* [MATERIAL SHOWN]:
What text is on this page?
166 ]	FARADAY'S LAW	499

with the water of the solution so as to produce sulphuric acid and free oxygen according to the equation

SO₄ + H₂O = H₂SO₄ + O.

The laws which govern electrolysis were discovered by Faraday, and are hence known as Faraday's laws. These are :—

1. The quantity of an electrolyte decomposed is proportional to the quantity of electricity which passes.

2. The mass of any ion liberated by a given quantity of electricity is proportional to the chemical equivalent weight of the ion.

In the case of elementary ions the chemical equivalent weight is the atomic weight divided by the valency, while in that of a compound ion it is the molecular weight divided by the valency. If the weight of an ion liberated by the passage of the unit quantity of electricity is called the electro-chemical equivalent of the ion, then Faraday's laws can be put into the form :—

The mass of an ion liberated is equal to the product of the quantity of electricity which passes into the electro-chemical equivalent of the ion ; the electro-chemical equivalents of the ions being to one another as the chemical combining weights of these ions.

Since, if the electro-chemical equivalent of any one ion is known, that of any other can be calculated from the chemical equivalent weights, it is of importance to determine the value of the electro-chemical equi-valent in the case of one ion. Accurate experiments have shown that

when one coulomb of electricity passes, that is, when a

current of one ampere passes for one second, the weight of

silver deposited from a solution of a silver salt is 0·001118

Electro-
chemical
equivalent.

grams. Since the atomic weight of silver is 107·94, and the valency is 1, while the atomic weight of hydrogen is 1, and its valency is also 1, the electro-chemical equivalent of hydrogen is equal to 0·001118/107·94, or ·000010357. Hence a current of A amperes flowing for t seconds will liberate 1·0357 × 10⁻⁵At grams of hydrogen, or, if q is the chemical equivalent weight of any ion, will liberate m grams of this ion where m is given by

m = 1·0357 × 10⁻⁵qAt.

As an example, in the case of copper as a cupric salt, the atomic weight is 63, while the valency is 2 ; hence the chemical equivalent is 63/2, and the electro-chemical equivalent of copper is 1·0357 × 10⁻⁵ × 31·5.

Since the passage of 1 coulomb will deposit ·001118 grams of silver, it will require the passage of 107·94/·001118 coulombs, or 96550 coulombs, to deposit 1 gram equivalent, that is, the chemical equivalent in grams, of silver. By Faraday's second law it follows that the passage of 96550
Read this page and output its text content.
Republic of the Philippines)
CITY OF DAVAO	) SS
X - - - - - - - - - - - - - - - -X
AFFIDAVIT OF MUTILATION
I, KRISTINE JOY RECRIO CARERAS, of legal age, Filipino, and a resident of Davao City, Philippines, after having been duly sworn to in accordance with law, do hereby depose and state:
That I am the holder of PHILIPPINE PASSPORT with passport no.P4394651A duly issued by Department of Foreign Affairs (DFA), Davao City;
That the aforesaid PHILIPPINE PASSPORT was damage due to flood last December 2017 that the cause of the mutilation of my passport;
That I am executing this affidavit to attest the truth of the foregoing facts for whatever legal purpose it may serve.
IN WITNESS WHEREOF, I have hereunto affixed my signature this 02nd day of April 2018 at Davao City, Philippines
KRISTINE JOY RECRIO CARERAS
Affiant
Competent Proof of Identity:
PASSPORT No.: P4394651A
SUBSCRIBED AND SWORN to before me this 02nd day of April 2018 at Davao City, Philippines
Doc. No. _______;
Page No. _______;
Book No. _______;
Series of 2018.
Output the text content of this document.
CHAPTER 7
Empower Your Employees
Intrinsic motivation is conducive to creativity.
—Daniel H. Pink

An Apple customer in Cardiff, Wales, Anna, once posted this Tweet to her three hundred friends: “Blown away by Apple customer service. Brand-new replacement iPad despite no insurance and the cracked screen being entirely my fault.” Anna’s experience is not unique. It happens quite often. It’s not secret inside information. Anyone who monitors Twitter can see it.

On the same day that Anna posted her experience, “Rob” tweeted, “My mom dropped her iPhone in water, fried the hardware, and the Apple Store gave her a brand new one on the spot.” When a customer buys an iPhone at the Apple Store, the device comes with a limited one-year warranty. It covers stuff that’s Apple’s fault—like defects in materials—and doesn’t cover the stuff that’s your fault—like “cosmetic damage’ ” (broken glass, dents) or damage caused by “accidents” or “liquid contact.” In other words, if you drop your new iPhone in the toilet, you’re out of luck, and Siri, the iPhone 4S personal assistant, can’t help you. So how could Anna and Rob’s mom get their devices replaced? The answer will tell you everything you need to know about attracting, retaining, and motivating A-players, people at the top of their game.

* [THE REQUEST]:
Report how many lines in the records hold the word "KRISTINE", giving the number and nothing else.

* [SOLUTION TO THE EXERCISE]:
2